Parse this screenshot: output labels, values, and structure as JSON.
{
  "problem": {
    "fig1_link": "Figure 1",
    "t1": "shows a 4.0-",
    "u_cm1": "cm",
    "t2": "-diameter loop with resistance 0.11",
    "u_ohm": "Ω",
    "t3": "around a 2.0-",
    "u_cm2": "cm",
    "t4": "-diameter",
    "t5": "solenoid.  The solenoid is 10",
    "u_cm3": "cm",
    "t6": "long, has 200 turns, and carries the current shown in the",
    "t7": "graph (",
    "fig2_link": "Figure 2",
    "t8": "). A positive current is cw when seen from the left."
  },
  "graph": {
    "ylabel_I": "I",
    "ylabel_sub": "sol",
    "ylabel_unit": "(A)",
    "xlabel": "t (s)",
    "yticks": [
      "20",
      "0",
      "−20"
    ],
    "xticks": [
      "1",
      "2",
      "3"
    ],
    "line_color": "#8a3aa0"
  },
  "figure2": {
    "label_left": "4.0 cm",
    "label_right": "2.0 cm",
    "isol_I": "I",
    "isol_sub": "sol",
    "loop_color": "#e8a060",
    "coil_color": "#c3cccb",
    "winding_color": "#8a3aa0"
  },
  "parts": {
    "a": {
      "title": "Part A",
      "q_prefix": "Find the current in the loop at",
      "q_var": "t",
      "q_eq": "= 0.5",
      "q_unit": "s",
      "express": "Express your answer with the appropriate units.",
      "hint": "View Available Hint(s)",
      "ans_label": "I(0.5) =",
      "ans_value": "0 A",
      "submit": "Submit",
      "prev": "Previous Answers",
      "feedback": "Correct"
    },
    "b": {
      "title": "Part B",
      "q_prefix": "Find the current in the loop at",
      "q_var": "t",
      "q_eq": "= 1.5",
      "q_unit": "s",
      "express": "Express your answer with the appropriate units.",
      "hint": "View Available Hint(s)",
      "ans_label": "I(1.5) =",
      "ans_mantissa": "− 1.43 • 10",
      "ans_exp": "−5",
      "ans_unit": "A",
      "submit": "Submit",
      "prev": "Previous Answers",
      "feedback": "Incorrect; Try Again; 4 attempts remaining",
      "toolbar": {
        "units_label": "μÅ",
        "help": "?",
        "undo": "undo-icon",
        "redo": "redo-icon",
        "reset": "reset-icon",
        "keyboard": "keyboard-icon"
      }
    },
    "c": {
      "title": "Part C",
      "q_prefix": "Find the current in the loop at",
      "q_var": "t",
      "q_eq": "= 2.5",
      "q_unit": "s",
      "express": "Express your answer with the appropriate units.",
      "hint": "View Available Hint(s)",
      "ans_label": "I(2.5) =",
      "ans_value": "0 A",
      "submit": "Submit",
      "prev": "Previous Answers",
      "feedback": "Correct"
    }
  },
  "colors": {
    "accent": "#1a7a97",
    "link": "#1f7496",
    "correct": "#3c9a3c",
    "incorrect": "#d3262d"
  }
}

---------------

### Given request
Tally the lines of the listing that include "icon". Reply with nothing but the count.

### Final result
4